Directive -> Read through the data and report every line in which the word "SAPI" occurs.

Records shown ->
* BEGIN *
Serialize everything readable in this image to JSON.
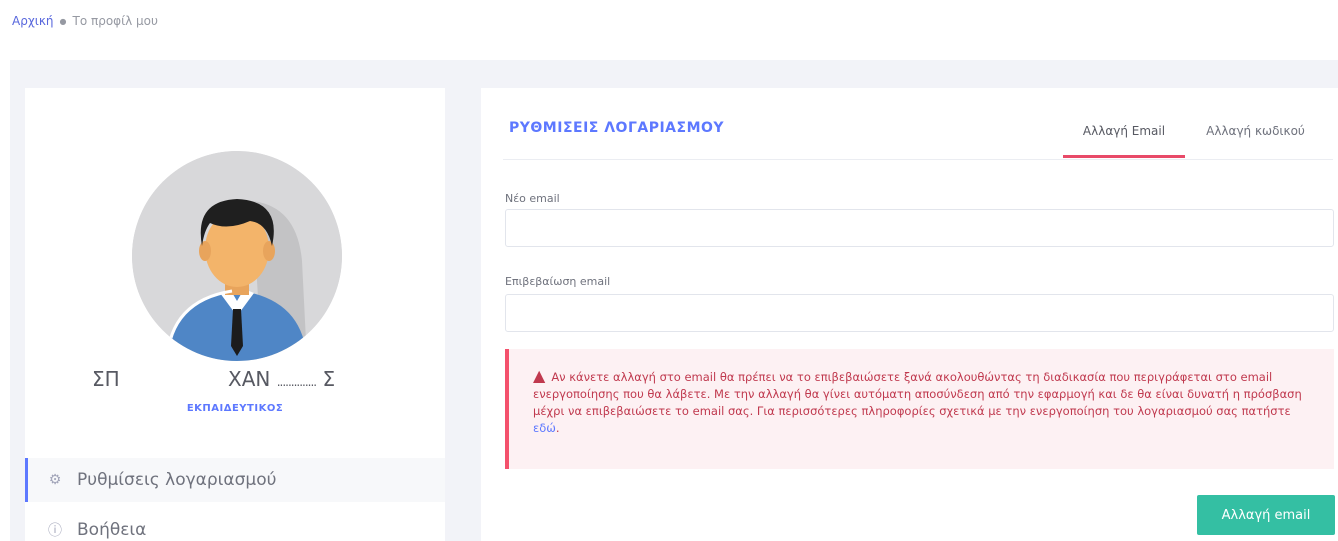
{
  "breadcrumb": {
    "home": "Αρχική",
    "current": "Το προφίλ μου"
  },
  "profile": {
    "name_first": "ΣΠ",
    "name_last_start": "ΧΑΝ",
    "name_dots": "..............",
    "name_last_end": "Σ",
    "role": "ΕΚΠΑΙΔΕΥΤΙΚΟΣ",
    "menu": [
      {
        "label": "Ρυθμίσεις λογαριασμού",
        "icon": "gear-icon",
        "active": true
      },
      {
        "label": "Βοήθεια",
        "icon": "info-icon",
        "active": false
      }
    ]
  },
  "settings": {
    "title": "ΡΥΘΜΙΣΕΙΣ ΛΟΓΑΡΙΑΣΜΟΥ",
    "tabs": [
      {
        "label": "Αλλαγή Email",
        "active": true
      },
      {
        "label": "Αλλαγή κωδικού",
        "active": false
      }
    ],
    "new_email_label": "Νέο email",
    "new_email_value": "",
    "confirm_email_label": "Επιβεβαίωση email",
    "confirm_email_value": "",
    "alert_text": "Αν κάνετε αλλαγή στο email θα πρέπει να το επιβεβαιώσετε ξανά ακολουθώντας τη διαδικασία που περιγράφεται στο email ενεργοποίησης που θα λάβετε. Με την αλλαγή θα γίνει αυτόματη αποσύνδεση από την εφαρμογή και δε θα είναι δυνατή η πρόσβαση μέχρι να επιβεβαιώσετε το email σας. Για περισσότερες πληροφορίες σχετικά με την ενεργοποίηση του λογαριασμού σας πατήστε",
    "alert_link": "εδώ",
    "alert_end": ".",
    "submit_label": "Αλλαγή email"
  },
  "colors": {
    "accent": "#5d78ff",
    "tab_underline": "#e84a68",
    "alert_border": "#f4516c",
    "alert_bg": "#fdf1f3",
    "success": "#34bfa3"
  }
}
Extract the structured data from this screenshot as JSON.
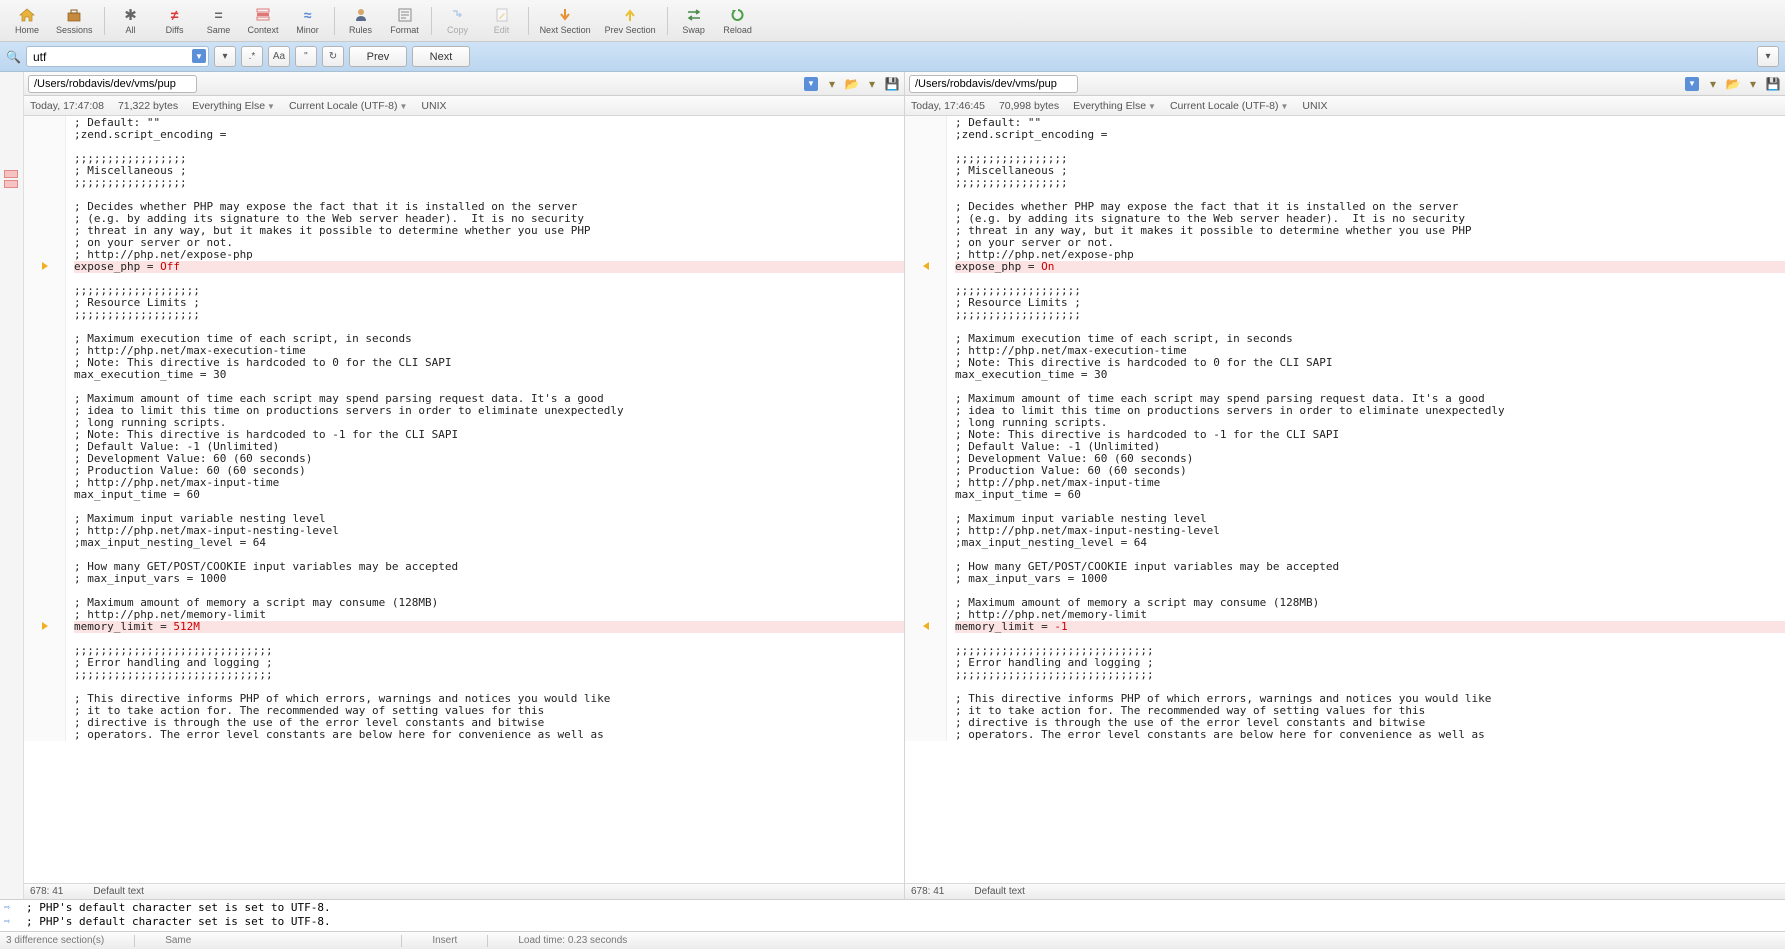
{
  "toolbar": {
    "home": "Home",
    "sessions": "Sessions",
    "all": "All",
    "diffs": "Diffs",
    "same": "Same",
    "context": "Context",
    "minor": "Minor",
    "rules": "Rules",
    "format": "Format",
    "copy": "Copy",
    "edit": "Edit",
    "next_section": "Next Section",
    "prev_section": "Prev Section",
    "swap": "Swap",
    "reload": "Reload"
  },
  "search": {
    "value": "utf",
    "prev": "Prev",
    "next": "Next",
    "regex_btn": ".*",
    "case_btn": "Aa"
  },
  "left": {
    "path": "/Users/robdavis/dev/vms/puphpet/php.ini.apache",
    "timestamp": "Today, 17:47:08",
    "bytes": "71,322 bytes",
    "everything": "Everything Else",
    "locale": "Current Locale (UTF-8)",
    "lineend": "UNIX",
    "coord": "678: 41",
    "coord_label": "Default text"
  },
  "right": {
    "path": "/Users/robdavis/dev/vms/puphpet/php.ini.cli",
    "timestamp": "Today, 17:46:45",
    "bytes": "70,998 bytes",
    "everything": "Everything Else",
    "locale": "Current Locale (UTF-8)",
    "lineend": "UNIX",
    "coord": "678: 41",
    "coord_label": "Default text"
  },
  "code_lines": [
    "; Default: \"\"",
    ";zend.script_encoding =",
    "",
    ";;;;;;;;;;;;;;;;;",
    "; Miscellaneous ;",
    ";;;;;;;;;;;;;;;;;",
    "",
    "; Decides whether PHP may expose the fact that it is installed on the server",
    "; (e.g. by adding its signature to the Web server header).  It is no security",
    "; threat in any way, but it makes it possible to determine whether you use PHP",
    "; on your server or not.",
    "; http://php.net/expose-php",
    "",
    "",
    ";;;;;;;;;;;;;;;;;;;",
    "; Resource Limits ;",
    ";;;;;;;;;;;;;;;;;;;",
    "",
    "; Maximum execution time of each script, in seconds",
    "; http://php.net/max-execution-time",
    "; Note: This directive is hardcoded to 0 for the CLI SAPI",
    "max_execution_time = 30",
    "",
    "; Maximum amount of time each script may spend parsing request data. It's a good",
    "; idea to limit this time on productions servers in order to eliminate unexpectedly",
    "; long running scripts.",
    "; Note: This directive is hardcoded to -1 for the CLI SAPI",
    "; Default Value: -1 (Unlimited)",
    "; Development Value: 60 (60 seconds)",
    "; Production Value: 60 (60 seconds)",
    "; http://php.net/max-input-time",
    "max_input_time = 60",
    "",
    "; Maximum input variable nesting level",
    "; http://php.net/max-input-nesting-level",
    ";max_input_nesting_level = 64",
    "",
    "; How many GET/POST/COOKIE input variables may be accepted",
    "; max_input_vars = 1000",
    "",
    "; Maximum amount of memory a script may consume (128MB)",
    "; http://php.net/memory-limit",
    "",
    "",
    ";;;;;;;;;;;;;;;;;;;;;;;;;;;;;;",
    "; Error handling and logging ;",
    ";;;;;;;;;;;;;;;;;;;;;;;;;;;;;;",
    "",
    "; This directive informs PHP of which errors, warnings and notices you would like",
    "; it to take action for. The recommended way of setting values for this",
    "; directive is through the use of the error level constants and bitwise",
    "; operators. The error level constants are below here for convenience as well as"
  ],
  "diffs": {
    "expose_left_prefix": "expose_php = ",
    "expose_left_val": "Off",
    "expose_right_prefix": "expose_php = ",
    "expose_right_val": "On",
    "memory_left_prefix": "memory_limit = ",
    "memory_left_val": "512M",
    "memory_right_prefix": "memory_limit = ",
    "memory_right_val": "-1"
  },
  "results": {
    "row1": "; PHP's default character set is set to UTF-8.",
    "row2": "; PHP's default character set is set to UTF-8."
  },
  "status": {
    "diff_sections": "3 difference section(s)",
    "same": "Same",
    "insert": "Insert",
    "load_time": "Load time: 0.23 seconds"
  }
}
* END *
Correct response ->
    "; Note: This directive is hardcoded to 0 for the CLI SAPI",
    "; Note: This directive is hardcoded to -1 for the CLI SAPI",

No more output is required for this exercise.